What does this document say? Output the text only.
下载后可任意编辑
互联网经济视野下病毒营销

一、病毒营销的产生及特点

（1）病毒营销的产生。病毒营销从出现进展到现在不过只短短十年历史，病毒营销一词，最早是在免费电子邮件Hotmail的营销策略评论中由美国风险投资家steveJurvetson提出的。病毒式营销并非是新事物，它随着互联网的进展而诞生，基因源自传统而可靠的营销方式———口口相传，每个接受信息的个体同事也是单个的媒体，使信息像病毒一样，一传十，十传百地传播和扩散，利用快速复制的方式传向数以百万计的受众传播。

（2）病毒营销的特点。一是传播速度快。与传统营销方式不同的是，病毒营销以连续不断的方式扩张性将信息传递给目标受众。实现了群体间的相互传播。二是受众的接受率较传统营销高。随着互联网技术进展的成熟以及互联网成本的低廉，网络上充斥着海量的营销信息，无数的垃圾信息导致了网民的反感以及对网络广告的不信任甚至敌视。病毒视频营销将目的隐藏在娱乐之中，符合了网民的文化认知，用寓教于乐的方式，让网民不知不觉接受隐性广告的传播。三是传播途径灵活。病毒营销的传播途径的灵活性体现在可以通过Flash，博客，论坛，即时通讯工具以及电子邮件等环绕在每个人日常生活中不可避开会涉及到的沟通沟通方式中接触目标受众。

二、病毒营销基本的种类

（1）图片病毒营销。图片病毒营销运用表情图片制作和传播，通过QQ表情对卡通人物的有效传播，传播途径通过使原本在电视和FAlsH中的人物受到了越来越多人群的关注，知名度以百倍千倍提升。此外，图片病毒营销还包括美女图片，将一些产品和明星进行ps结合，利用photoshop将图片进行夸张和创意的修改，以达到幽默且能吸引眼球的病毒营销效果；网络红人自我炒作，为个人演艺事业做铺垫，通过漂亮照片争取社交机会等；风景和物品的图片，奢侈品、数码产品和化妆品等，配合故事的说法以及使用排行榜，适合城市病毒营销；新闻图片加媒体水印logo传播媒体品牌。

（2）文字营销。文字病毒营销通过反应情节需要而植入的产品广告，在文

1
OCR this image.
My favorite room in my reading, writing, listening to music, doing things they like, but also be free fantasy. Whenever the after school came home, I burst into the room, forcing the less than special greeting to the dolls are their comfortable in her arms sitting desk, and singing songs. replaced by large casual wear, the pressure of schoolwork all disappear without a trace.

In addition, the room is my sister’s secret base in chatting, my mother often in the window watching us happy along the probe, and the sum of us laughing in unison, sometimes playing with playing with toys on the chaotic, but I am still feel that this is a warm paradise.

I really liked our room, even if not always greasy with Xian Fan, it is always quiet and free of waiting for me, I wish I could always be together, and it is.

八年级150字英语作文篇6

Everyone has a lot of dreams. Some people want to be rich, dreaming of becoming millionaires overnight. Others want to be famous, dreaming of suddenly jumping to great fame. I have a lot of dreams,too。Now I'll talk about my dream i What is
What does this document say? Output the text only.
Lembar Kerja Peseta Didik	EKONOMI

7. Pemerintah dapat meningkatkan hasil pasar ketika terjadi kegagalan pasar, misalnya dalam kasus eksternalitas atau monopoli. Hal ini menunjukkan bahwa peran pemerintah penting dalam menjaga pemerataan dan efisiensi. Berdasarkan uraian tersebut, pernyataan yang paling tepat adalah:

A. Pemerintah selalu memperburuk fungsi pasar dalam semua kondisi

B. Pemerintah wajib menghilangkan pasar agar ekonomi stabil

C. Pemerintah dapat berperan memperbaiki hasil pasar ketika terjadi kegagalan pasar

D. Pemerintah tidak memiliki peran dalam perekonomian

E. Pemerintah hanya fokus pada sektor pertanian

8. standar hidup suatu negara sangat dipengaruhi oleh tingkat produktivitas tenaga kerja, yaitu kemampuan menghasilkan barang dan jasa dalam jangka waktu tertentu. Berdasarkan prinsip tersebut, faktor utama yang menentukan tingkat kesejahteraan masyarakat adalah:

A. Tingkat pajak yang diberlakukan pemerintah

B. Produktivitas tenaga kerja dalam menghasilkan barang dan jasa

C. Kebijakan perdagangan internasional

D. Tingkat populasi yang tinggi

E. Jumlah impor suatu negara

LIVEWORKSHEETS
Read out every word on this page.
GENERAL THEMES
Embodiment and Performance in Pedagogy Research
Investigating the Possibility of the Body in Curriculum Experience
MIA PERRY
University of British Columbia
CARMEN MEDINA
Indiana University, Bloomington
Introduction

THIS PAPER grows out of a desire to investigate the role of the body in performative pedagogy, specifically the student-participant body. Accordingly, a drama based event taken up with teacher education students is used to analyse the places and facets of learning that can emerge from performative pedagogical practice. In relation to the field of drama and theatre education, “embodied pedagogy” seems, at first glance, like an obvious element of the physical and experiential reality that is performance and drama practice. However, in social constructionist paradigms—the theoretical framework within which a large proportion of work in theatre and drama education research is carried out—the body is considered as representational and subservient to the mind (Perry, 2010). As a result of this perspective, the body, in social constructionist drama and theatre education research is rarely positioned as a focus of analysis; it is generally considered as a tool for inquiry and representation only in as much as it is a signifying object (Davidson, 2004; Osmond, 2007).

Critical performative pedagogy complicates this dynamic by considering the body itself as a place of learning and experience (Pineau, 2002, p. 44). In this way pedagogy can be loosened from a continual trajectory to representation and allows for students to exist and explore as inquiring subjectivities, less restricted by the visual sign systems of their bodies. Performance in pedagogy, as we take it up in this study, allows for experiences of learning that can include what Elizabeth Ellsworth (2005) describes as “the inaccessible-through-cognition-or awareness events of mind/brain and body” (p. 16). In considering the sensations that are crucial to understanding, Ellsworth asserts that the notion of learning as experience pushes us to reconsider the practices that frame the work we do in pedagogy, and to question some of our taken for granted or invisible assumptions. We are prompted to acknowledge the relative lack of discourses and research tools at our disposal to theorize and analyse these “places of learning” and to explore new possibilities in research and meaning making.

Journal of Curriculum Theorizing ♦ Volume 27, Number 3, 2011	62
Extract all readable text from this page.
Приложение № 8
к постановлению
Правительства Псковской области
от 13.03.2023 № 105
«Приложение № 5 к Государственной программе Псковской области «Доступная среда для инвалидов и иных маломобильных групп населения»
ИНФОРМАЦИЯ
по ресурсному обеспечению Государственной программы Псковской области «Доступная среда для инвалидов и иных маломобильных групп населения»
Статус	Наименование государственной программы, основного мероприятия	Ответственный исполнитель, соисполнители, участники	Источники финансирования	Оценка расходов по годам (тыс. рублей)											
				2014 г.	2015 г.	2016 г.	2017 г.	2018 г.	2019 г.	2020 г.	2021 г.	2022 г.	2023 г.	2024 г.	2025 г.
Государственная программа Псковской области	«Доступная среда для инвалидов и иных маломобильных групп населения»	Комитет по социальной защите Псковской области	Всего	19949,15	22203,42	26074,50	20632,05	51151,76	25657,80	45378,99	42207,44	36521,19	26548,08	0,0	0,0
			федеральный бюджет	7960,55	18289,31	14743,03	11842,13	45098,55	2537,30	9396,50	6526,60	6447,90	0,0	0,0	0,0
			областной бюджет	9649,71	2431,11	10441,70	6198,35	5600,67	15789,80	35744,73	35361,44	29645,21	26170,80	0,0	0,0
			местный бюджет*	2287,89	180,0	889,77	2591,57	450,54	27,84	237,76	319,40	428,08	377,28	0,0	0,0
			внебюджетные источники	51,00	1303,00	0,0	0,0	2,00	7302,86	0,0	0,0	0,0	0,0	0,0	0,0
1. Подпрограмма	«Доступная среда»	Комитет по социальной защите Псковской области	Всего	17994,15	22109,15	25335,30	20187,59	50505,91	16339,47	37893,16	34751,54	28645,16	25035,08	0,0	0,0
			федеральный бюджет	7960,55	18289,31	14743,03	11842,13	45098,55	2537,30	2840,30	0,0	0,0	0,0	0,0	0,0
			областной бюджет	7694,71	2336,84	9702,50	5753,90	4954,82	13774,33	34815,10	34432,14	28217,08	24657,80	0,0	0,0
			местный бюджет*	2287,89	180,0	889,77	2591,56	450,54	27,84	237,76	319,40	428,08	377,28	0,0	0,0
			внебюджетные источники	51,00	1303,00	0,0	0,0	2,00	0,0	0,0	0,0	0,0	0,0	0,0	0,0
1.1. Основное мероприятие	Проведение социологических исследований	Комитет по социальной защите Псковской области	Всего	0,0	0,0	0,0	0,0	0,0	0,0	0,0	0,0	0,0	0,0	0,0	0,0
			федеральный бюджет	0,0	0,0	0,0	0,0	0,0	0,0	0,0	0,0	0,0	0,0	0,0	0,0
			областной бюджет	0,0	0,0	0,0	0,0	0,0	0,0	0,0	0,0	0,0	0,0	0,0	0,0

◆ ◆ ◆ ◆ ◆ ◆ ◆

_Exercise instructions_
Your answer should be a single number: the count of lines containing the word "negara".

_Complete response_
2